Records from a collection of figures

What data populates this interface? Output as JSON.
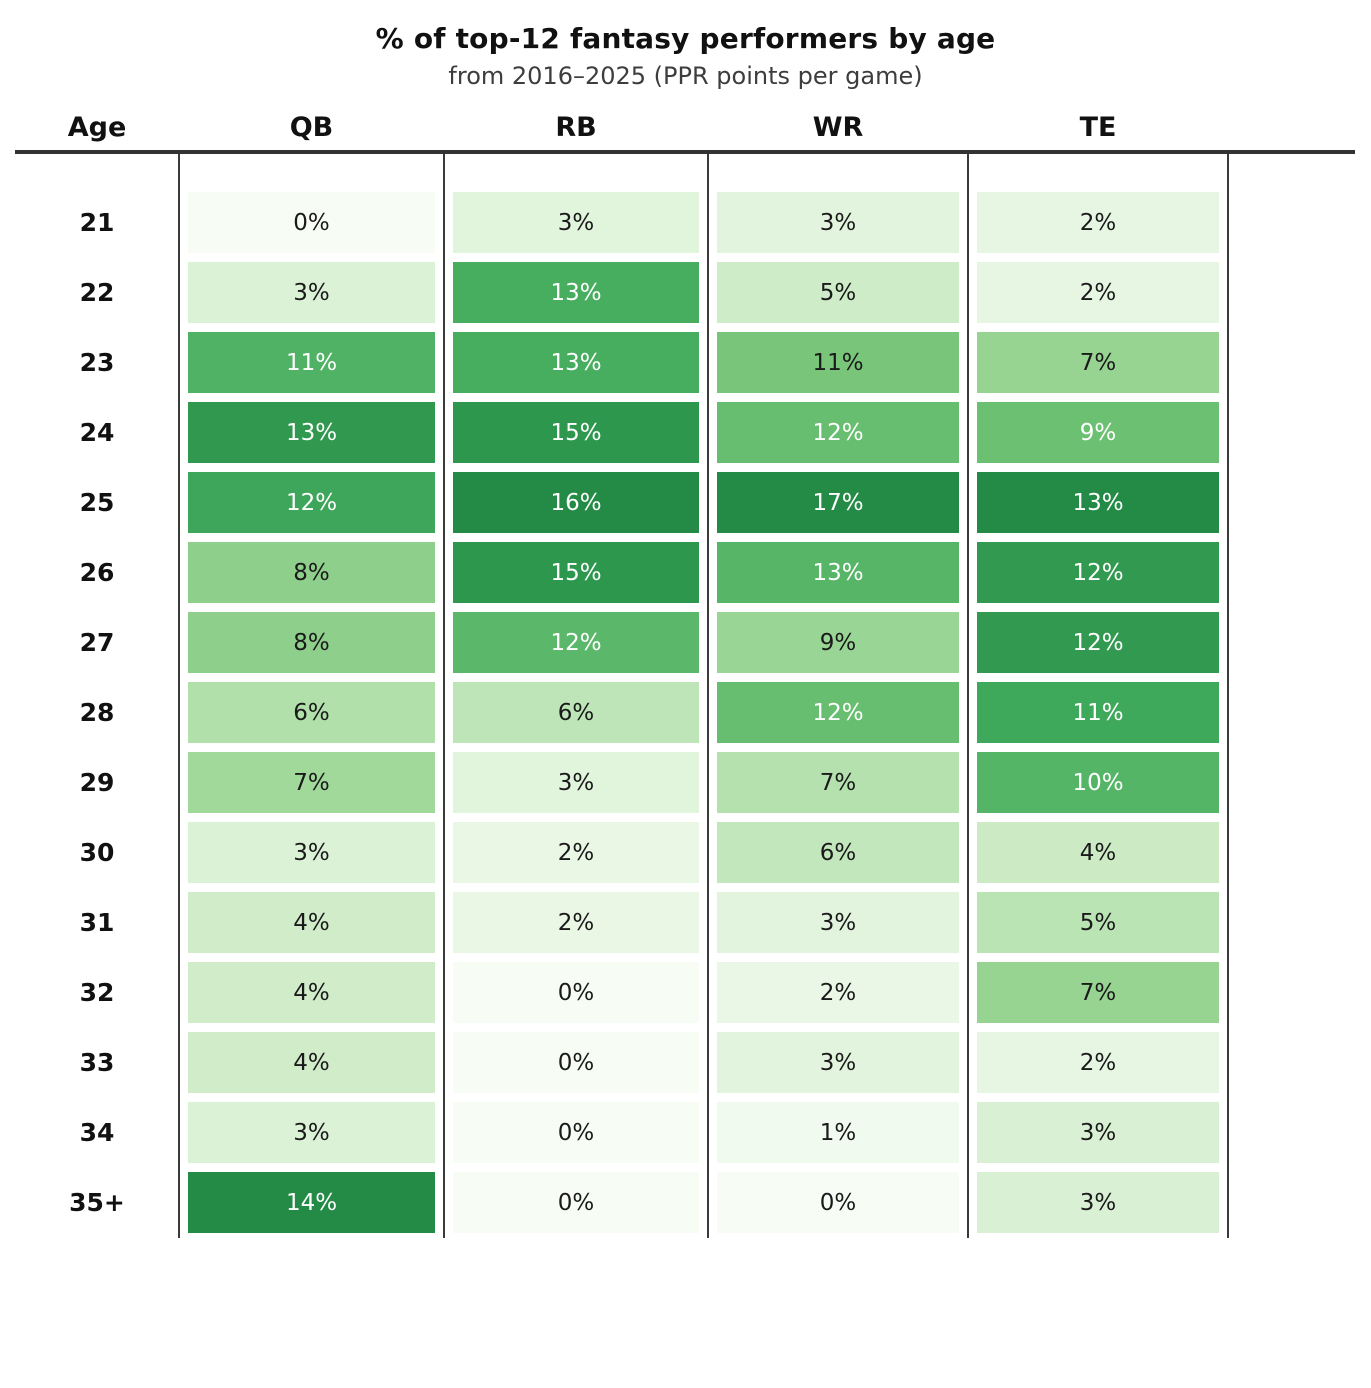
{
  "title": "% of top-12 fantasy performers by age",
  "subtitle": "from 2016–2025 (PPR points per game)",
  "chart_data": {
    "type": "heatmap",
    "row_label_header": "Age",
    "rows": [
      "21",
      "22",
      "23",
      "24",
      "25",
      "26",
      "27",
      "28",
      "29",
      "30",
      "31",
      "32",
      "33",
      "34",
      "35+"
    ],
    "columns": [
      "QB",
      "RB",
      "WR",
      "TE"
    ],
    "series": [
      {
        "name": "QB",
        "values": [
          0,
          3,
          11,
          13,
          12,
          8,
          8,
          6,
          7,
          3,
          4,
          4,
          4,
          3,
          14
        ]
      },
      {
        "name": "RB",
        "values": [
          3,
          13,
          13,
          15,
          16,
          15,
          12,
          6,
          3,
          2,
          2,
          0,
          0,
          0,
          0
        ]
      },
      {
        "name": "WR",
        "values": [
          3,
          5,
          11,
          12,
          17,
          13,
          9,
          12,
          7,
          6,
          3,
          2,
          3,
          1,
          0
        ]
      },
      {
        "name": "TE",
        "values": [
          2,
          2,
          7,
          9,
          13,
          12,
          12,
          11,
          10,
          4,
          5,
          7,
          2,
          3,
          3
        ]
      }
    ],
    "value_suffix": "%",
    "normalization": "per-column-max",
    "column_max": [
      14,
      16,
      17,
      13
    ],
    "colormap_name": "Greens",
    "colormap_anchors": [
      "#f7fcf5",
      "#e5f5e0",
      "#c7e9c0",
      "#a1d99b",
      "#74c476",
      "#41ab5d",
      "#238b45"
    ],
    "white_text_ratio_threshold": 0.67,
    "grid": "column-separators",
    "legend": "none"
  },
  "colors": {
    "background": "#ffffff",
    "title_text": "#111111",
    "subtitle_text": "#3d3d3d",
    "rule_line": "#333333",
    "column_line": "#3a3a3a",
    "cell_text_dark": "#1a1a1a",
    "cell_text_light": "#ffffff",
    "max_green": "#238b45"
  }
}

* * *

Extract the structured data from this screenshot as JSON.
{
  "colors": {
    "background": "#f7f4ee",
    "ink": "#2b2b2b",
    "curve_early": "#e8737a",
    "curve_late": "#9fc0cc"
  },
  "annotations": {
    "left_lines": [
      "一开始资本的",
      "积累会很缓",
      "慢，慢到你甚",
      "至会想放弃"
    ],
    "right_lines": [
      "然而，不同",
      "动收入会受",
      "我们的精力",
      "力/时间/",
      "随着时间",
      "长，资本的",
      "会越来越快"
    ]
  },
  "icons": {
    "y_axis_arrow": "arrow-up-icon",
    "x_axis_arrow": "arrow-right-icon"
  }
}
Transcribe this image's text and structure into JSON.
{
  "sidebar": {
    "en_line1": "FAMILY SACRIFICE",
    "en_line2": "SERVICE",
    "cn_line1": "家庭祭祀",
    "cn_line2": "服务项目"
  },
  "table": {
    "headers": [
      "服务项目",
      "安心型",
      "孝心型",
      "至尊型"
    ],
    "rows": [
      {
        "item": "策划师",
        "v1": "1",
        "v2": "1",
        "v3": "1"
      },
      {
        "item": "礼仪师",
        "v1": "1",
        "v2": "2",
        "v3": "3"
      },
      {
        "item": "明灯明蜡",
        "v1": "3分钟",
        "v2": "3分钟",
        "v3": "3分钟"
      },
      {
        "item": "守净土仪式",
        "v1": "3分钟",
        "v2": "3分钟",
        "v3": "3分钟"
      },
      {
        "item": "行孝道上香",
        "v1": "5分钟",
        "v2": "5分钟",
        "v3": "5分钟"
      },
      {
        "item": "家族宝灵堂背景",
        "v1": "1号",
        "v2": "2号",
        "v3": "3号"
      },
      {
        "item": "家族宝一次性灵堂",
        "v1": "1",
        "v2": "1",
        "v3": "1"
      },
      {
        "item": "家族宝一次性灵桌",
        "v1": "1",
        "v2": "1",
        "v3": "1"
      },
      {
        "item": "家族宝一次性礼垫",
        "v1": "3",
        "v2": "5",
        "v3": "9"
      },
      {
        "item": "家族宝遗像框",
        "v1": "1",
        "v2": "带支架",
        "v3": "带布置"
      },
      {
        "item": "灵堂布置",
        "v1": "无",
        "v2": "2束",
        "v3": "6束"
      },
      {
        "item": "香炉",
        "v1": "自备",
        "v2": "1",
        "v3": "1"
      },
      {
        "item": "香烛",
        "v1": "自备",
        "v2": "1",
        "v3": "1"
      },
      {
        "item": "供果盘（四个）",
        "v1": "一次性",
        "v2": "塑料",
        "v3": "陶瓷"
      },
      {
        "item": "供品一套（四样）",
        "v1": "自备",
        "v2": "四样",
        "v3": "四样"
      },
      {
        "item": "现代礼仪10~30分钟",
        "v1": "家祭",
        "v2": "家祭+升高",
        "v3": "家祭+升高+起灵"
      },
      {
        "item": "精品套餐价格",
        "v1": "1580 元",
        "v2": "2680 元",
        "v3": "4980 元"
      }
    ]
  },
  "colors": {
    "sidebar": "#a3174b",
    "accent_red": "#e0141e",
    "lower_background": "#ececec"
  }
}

---

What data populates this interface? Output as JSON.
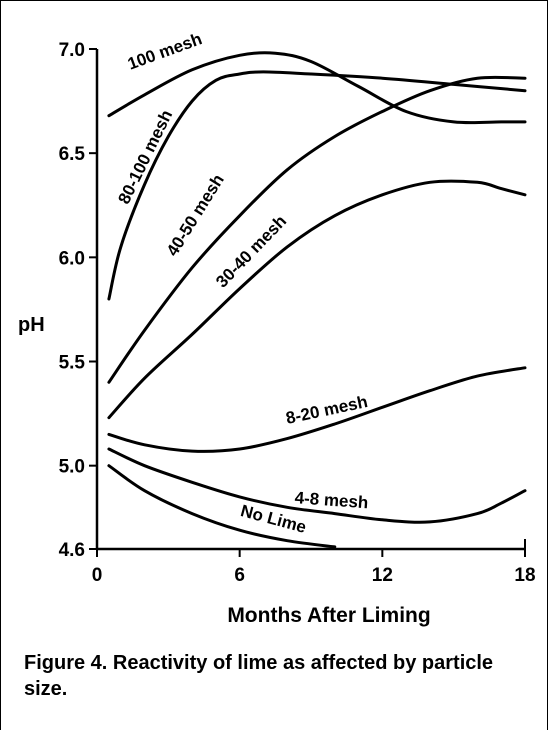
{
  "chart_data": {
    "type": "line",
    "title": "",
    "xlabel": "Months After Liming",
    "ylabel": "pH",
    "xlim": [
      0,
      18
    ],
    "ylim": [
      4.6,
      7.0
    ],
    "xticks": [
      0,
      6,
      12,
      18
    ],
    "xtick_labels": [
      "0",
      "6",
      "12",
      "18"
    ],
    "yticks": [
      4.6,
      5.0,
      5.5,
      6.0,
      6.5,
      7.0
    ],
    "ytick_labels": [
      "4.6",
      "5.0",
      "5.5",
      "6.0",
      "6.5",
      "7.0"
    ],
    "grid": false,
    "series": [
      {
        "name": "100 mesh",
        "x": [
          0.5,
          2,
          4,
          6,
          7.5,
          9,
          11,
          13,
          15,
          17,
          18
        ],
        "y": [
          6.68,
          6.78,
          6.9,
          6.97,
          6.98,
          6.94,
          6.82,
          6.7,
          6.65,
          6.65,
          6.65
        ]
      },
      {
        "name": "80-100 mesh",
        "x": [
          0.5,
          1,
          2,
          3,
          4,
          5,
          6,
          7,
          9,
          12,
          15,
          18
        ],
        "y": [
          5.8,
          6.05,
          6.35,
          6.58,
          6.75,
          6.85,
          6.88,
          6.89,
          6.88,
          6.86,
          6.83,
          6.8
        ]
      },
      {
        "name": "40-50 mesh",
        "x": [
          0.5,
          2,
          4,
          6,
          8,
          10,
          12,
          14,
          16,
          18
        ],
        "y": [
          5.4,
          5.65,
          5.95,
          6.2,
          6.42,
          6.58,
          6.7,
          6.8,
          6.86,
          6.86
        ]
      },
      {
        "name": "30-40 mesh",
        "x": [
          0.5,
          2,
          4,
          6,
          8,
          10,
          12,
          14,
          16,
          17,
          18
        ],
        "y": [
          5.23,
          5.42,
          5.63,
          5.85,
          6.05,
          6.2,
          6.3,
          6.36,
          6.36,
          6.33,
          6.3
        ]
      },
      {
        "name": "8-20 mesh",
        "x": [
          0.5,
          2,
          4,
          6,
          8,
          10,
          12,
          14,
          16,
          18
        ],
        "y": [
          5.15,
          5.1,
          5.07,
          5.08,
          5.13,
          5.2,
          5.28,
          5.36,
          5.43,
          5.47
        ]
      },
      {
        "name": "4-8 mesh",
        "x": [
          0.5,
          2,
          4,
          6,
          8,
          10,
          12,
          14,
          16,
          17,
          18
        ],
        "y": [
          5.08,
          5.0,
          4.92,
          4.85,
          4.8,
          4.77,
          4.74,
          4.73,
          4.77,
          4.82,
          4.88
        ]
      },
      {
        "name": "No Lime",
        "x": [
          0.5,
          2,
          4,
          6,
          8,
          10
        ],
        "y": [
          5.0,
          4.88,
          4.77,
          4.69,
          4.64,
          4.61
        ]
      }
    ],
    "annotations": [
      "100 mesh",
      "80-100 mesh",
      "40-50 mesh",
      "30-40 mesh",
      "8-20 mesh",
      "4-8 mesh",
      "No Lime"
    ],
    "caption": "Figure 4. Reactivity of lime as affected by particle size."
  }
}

** Given instruction **
Which lines hold the string "this"? Copy all of them from the data above.

** Final answer **
What data populates this interface? Output as JSON.
Extract the structured data from this screenshot as JSON.
Transcribe this image's text and structure into JSON.
What data populates this interface? Output as JSON.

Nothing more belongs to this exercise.